§ **Task to carry out**:
Restate the complete material exactly.

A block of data
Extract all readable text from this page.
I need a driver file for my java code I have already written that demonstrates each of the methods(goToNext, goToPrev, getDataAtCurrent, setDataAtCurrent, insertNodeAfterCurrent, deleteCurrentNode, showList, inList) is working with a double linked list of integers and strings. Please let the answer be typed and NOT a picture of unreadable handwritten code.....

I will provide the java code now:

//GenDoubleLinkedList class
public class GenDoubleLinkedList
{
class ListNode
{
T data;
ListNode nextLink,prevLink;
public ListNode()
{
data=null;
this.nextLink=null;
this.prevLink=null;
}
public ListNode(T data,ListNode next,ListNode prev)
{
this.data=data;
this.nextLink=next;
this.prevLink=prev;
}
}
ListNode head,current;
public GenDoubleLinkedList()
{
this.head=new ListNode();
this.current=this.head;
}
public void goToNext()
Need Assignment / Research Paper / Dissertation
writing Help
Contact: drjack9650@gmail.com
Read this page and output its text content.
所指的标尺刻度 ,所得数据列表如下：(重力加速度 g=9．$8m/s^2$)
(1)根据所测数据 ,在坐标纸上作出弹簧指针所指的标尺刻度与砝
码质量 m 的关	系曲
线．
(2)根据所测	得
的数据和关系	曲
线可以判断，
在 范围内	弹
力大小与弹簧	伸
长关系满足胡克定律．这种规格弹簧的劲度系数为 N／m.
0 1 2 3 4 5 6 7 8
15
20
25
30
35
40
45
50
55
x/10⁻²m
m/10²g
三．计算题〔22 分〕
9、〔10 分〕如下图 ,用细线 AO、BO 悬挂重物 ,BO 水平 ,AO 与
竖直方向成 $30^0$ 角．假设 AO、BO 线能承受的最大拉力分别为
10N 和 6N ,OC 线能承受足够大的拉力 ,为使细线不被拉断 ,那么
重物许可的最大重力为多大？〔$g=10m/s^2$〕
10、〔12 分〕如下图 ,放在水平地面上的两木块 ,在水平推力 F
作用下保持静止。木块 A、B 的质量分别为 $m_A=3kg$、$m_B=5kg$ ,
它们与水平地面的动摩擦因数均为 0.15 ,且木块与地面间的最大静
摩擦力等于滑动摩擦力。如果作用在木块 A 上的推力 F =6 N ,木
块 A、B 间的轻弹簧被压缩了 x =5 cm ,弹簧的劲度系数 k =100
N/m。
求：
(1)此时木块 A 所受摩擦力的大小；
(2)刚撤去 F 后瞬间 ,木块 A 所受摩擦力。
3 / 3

§ **In response**:
Extract all readable text from this page.
I need a driver file for my java code I have already written that demonstrates each of the methods(goToNext, goToPrev, getDataAtCurrent, setDataAtCurrent, insertNodeAfterCurrent, deleteCurrentNode, showList, inList) is working with a double linked list of integers and strings. Please let the answer be typed and NOT a picture of unreadable handwritten code.....

I will provide the java code now:

//GenDoubleLinkedList class
public class GenDoubleLinkedList
{
class ListNode
{
T data;
ListNode nextLink,prevLink;
public ListNode()
{
data=null;
this.nextLink=null;
this.prevLink=null;
}
public ListNode(T data,ListNode next,ListNode prev)
{
this.data=data;
this.nextLink=next;
this.prevLink=prev;
}
}
ListNode head,current;
public GenDoubleLinkedList()
{
this.head=new ListNode();
this.current=this.head;
}
public void goToNext()
Need Assignment / Research Paper / Dissertation
writing Help
Contact: drjack9650@gmail.com
Read this page and output its text content.
所指的标尺刻度 ,所得数据列表如下：(重力加速度 g=9．$8m/s^2$)
(1)根据所测数据 ,在坐标纸上作出弹簧指针所指的标尺刻度与砝
码质量 m 的关	系曲
线．
(2)根据所测	得
的数据和关系	曲
线可以判断，
在 范围内	弹
力大小与弹簧	伸
长关系满足胡克定律．这种规格弹簧的劲度系数为 N／m.
0 1 2 3 4 5 6 7 8
15
20
25
30
35
40
45
50
55
x/10⁻²m
m/10²g
三．计算题〔22 分〕
9、〔10 分〕如下图 ,用细线 AO、BO 悬挂重物 ,BO 水平 ,AO 与
竖直方向成 $30^0$ 角．假设 AO、BO 线能承受的最大拉力分别为
10N 和 6N ,OC 线能承受足够大的拉力 ,为使细线不被拉断 ,那么
重物许可的最大重力为多大？〔$g=10m/s^2$〕
10、〔12 分〕如下图 ,放在水平地面上的两木块 ,在水平推力 F
作用下保持静止。木块 A、B 的质量分别为 $m_A=3kg$、$m_B=5kg$ ,
它们与水平地面的动摩擦因数均为 0.15 ,且木块与地面间的最大静
摩擦力等于滑动摩擦力。如果作用在木块 A 上的推力 F =6 N ,木
块 A、B 间的轻弹簧被压缩了 x =5 cm ,弹簧的劲度系数 k =100
N/m。
求：
(1)此时木块 A 所受摩擦力的大小；
(2)刚撤去 F 后瞬间 ,木块 A 所受摩擦力。
3 / 3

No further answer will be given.